[Stored dataset items]
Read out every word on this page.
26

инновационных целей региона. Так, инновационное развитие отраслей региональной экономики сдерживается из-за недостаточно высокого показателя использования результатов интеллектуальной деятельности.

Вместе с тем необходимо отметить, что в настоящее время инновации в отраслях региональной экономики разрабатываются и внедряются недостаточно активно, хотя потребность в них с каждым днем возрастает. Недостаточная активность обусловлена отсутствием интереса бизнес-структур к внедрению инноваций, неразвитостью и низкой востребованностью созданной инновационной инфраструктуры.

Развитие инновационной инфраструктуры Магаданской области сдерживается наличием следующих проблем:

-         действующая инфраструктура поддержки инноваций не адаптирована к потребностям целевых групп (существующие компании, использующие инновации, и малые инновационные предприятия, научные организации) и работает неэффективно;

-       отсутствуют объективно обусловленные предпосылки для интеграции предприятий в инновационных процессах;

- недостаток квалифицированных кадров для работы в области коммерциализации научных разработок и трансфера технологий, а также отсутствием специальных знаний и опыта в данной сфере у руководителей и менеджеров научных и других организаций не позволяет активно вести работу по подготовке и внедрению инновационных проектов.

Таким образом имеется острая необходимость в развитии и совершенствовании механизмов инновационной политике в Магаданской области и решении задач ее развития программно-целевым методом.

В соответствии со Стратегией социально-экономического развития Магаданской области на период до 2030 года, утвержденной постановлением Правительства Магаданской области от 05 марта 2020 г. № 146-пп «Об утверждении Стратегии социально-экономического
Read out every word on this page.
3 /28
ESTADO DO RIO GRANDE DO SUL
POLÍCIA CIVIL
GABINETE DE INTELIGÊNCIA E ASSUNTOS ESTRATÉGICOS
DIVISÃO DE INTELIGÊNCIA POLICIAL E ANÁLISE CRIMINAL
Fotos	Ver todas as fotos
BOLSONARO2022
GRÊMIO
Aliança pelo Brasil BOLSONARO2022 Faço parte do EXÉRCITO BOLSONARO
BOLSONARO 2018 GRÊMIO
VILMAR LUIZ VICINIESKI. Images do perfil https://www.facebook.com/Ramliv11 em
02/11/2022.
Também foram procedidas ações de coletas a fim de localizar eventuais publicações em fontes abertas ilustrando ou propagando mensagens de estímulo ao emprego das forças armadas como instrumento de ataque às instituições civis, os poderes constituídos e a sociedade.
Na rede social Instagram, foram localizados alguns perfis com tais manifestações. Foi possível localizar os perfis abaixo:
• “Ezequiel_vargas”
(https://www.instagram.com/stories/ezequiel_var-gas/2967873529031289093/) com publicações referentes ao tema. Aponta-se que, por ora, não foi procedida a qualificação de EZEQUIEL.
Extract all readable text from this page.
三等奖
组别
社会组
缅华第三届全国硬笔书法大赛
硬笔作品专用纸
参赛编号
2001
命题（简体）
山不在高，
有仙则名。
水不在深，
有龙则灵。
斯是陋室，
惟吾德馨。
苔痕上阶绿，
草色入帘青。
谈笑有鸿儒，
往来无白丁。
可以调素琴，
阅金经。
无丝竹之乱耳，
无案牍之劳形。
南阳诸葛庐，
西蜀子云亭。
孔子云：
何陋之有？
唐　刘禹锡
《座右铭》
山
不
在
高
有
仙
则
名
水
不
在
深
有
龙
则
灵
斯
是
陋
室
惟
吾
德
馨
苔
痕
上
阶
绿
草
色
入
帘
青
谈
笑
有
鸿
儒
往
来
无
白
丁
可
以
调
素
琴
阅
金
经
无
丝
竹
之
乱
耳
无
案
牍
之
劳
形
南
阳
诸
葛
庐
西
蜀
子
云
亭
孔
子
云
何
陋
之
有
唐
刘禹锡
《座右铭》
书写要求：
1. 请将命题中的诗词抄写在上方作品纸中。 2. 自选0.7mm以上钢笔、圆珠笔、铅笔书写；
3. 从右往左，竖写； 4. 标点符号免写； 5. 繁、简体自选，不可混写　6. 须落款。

» **INSTRUCTIONS FOR THE TASK**:
Restate the final lines of the listing above word for word, beginning at the line that contains "Extract all readable text from this page.".

» **ANSWER IN FULL**:
Extract all readable text from this page.
三等奖
组别
社会组
缅华第三届全国硬笔书法大赛
硬笔作品专用纸
参赛编号
2001
命题（简体）
山不在高，
有仙则名。
水不在深，
有龙则灵。
斯是陋室，
惟吾德馨。
苔痕上阶绿，
草色入帘青。
谈笑有鸿儒，
往来无白丁。
可以调素琴，
阅金经。
无丝竹之乱耳，
无案牍之劳形。
南阳诸葛庐，
西蜀子云亭。
孔子云：
何陋之有？
唐　刘禹锡
《座右铭》
山
不
在
高
有
仙
则
名
水
不
在
深
有
龙
则
灵
斯
是
陋
室
惟
吾
德
馨
苔
痕
上
阶
绿
草
色
入
帘
青
谈
笑
有
鸿
儒
往
来
无
白
丁
可
以
调
素
琴
阅
金
经
无
丝
竹
之
乱
耳
无
案
牍
之
劳
形
南
阳
诸
葛
庐
西
蜀
子
云
亭
孔
子
云
何
陋
之
有
唐
刘禹锡
《座右铭》
书写要求：
1. 请将命题中的诗词抄写在上方作品纸中。 2. 自选0.7mm以上钢笔、圆珠笔、铅笔书写；
3. 从右往左，竖写； 4. 标点符号免写； 5. 繁、简体自选，不可混写　6. 须落款。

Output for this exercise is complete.